*EXERCISE TASK:* Print the records below without any change, starting at the line that contains "- data-label: 38.7: [65, 338, 96, 354]" and ending after the line that contains "- y-tick-label: 50: [32, 342, 47, 356]".

*EXTRACTED ENTRIES:*
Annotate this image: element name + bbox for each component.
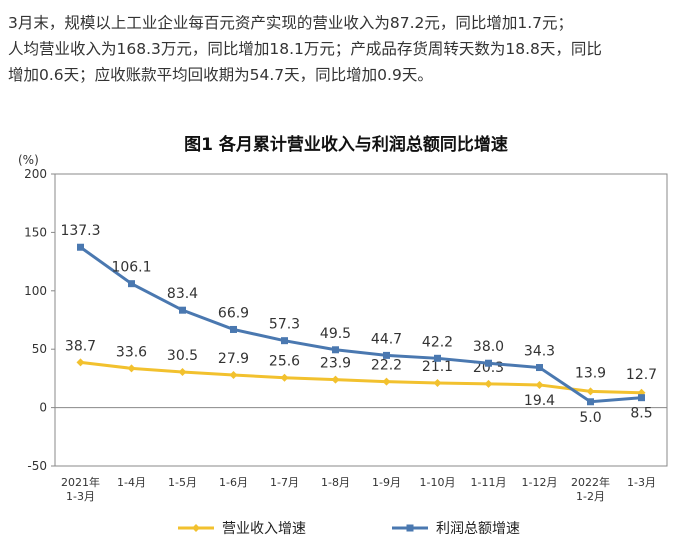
- data-label: 38.7: [65, 338, 96, 354]
- data-label: 21.1: [422, 359, 453, 375]
- data-label: 19.4: [524, 393, 555, 409]
- x-tick-label: 1-6月: [219, 476, 248, 489]
- data-label: 106.1: [111, 260, 151, 276]
- summary-line-3: 增加0.6天；应收账款平均回收期为54.7天，同比增加0.9天。: [8, 66, 433, 84]
- data-label: 137.3: [60, 223, 100, 239]
- y-tick-label: 150: [24, 225, 47, 239]
- x-tick-label: 1-3月: [627, 476, 656, 489]
- legend: 营业收入增速 利润总额增速: [178, 521, 520, 537]
- legend-marker: [406, 524, 414, 532]
- line-chart: 图1 各月累计营业收入与利润总额同比增速 (%) 200 150 100 50 0 -50…: [18, 134, 668, 537]
- data-label: 8.5: [630, 406, 652, 422]
- data-point: [127, 364, 136, 373]
- legend-label: 营业收入增速: [222, 521, 306, 537]
- data-point: [382, 377, 391, 386]
- chart-title: 图1 各月累计营业收入与利润总额同比增速: [184, 134, 508, 155]
- data-point: [331, 375, 340, 384]
- data-label: 13.9: [575, 365, 606, 381]
- x-tick-label: 1-11月: [471, 476, 507, 489]
- data-label: 49.5: [320, 326, 351, 342]
- data-label: 30.5: [167, 348, 198, 364]
- x-tick-label: 2021年 1-3月: [61, 475, 100, 503]
- data-point: [229, 371, 238, 380]
- series-group: 38.7 33.6 30.5 27.9 25.6 23.9 22.2 21.1 20.319.4…: [60, 223, 657, 426]
- data-label: 66.9: [218, 305, 249, 321]
- data-point: [76, 358, 85, 367]
- data-label: 22.2: [371, 358, 402, 374]
- data-label: 33.6: [116, 344, 147, 360]
- x-axis: 2021年 1-3月 1-4月 1-5月 1-6月 1-7月 1-8月 1-9月 1-10月 1-…: [61, 475, 656, 503]
- x-tick-label: 1-8月: [321, 476, 350, 489]
- data-point: [383, 351, 390, 359]
- x-tick-label: 1-12月: [522, 476, 558, 489]
- summary-line-1: 3月末，规模以上工业企业每百元资产实现的营业收入为87.2元，同比增加1.7元；: [8, 14, 574, 32]
- data-label: 25.6: [269, 354, 300, 370]
- legend-item: 利润总额增速: [392, 521, 520, 537]
- legend-marker: [192, 524, 200, 532]
- data-label: 44.7: [371, 331, 402, 347]
- data-point: [484, 379, 493, 388]
- data-label: 5.0: [579, 410, 601, 426]
- data-point: [535, 380, 544, 389]
- y-tick-label: 50: [32, 342, 47, 356]
- summary-paragraph: 3月末，规模以上工业企业每百元资产实现的营业收入为87.2元，同比增加1.7元；…: [8, 10, 688, 88]
- data-point: [434, 354, 441, 362]
- data-point: [281, 337, 288, 345]
- data-point: [178, 367, 187, 376]
- x-tick-label: 1-9月: [372, 476, 401, 489]
- y-tick-label: -50: [27, 459, 47, 473]
- plot-frame: [54, 173, 668, 467]
- data-label: 34.3: [524, 344, 555, 360]
- x-tick-label: 1-7月: [270, 476, 299, 489]
- x-tick-label: 2022年 1-2月: [571, 475, 610, 503]
- y-axis-unit-label: (%): [18, 153, 39, 167]
- data-point: [587, 398, 594, 406]
- data-point: [536, 364, 543, 372]
- x-tick-label: 1-10月: [420, 476, 456, 489]
- x-tick-label: 1-5月: [168, 476, 197, 489]
- y-axis: 200 150 100 50 0 -50: [24, 167, 667, 473]
- data-label: 38.0: [473, 339, 504, 355]
- data-point: [77, 243, 84, 251]
- series-line: [80, 360, 642, 395]
- summary-line-2: 人均营业收入为168.3万元，同比增加18.1万元；产成品存货周转天数为18.8…: [8, 40, 602, 58]
- y-tick-label: 100: [24, 284, 47, 298]
- data-point: [638, 394, 645, 402]
- data-point: [586, 387, 595, 396]
- data-label: 27.9: [218, 351, 249, 367]
- data-point: [128, 280, 135, 288]
- data-label: 23.9: [320, 356, 351, 372]
- data-label: 83.4: [167, 286, 198, 302]
- data-point: [230, 325, 237, 333]
- series-line: [79, 246, 642, 404]
- data-label: 42.2: [422, 334, 453, 350]
- legend-item: 营业收入增速: [178, 521, 306, 537]
- data-point: [433, 378, 442, 387]
- data-label: 57.3: [269, 317, 300, 333]
- data-label: 12.7: [626, 367, 657, 383]
- y-tick-label: 200: [24, 167, 47, 181]
- data-point: [179, 306, 186, 314]
- x-tick-label: 1-4月: [117, 476, 146, 489]
- legend-label: 利润总额增速: [436, 521, 520, 537]
- data-point: [332, 346, 339, 354]
- data-point: [485, 359, 492, 367]
- series-revenue-growth: 38.7 33.6 30.5 27.9 25.6 23.9 22.2 21.1 20.319.4…: [65, 338, 657, 409]
- series-profit-growth: 137.3 106.1 83.4 66.9 57.3 49.5 44.7 42.2 38.0 34…: [60, 223, 652, 426]
- data-point: [280, 373, 289, 382]
- y-tick-label: 0: [39, 401, 47, 415]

*FULL RESPONSE:*
- data-label: 38.7: [65, 338, 96, 354]
- data-label: 21.1: [422, 359, 453, 375]
- data-label: 19.4: [524, 393, 555, 409]
- x-tick-label: 1-6月: [219, 476, 248, 489]
- data-label: 106.1: [111, 260, 151, 276]
- summary-line-3: 增加0.6天；应收账款平均回收期为54.7天，同比增加0.9天。: [8, 66, 433, 84]
- data-label: 137.3: [60, 223, 100, 239]
- y-tick-label: 150: [24, 225, 47, 239]
- x-tick-label: 1-3月: [627, 476, 656, 489]
- legend: 营业收入增速 利润总额增速: [178, 521, 520, 537]
- legend-marker: [406, 524, 414, 532]
- line-chart: 图1 各月累计营业收入与利润总额同比增速 (%) 200 150 100 50 0 -50…: [18, 134, 668, 537]
- data-label: 8.5: [630, 406, 652, 422]
- data-point: [127, 364, 136, 373]
- legend-label: 营业收入增速: [222, 521, 306, 537]
- data-point: [382, 377, 391, 386]
- chart-title: 图1 各月累计营业收入与利润总额同比增速: [184, 134, 508, 155]
- data-point: [331, 375, 340, 384]
- data-label: 13.9: [575, 365, 606, 381]
- x-tick-label: 1-11月: [471, 476, 507, 489]
- data-label: 49.5: [320, 326, 351, 342]
- data-label: 30.5: [167, 348, 198, 364]
- x-tick-label: 2021年 1-3月: [61, 475, 100, 503]
- data-point: [229, 371, 238, 380]
- series-group: 38.7 33.6 30.5 27.9 25.6 23.9 22.2 21.1 20.319.4…: [60, 223, 657, 426]
- data-label: 66.9: [218, 305, 249, 321]
- data-point: [76, 358, 85, 367]
- data-label: 22.2: [371, 358, 402, 374]
- data-label: 33.6: [116, 344, 147, 360]
- x-axis: 2021年 1-3月 1-4月 1-5月 1-6月 1-7月 1-8月 1-9月 1-10月 1-…: [61, 475, 656, 503]
- x-tick-label: 1-8月: [321, 476, 350, 489]
- data-point: [383, 351, 390, 359]
- x-tick-label: 1-12月: [522, 476, 558, 489]
- summary-line-1: 3月末，规模以上工业企业每百元资产实现的营业收入为87.2元，同比增加1.7元；: [8, 14, 574, 32]
- data-label: 25.6: [269, 354, 300, 370]
- legend-item: 利润总额增速: [392, 521, 520, 537]
- legend-marker: [192, 524, 200, 532]
- data-label: 44.7: [371, 331, 402, 347]
- data-point: [484, 379, 493, 388]
- data-label: 5.0: [579, 410, 601, 426]
- data-point: [535, 380, 544, 389]
- y-tick-label: 50: [32, 342, 47, 356]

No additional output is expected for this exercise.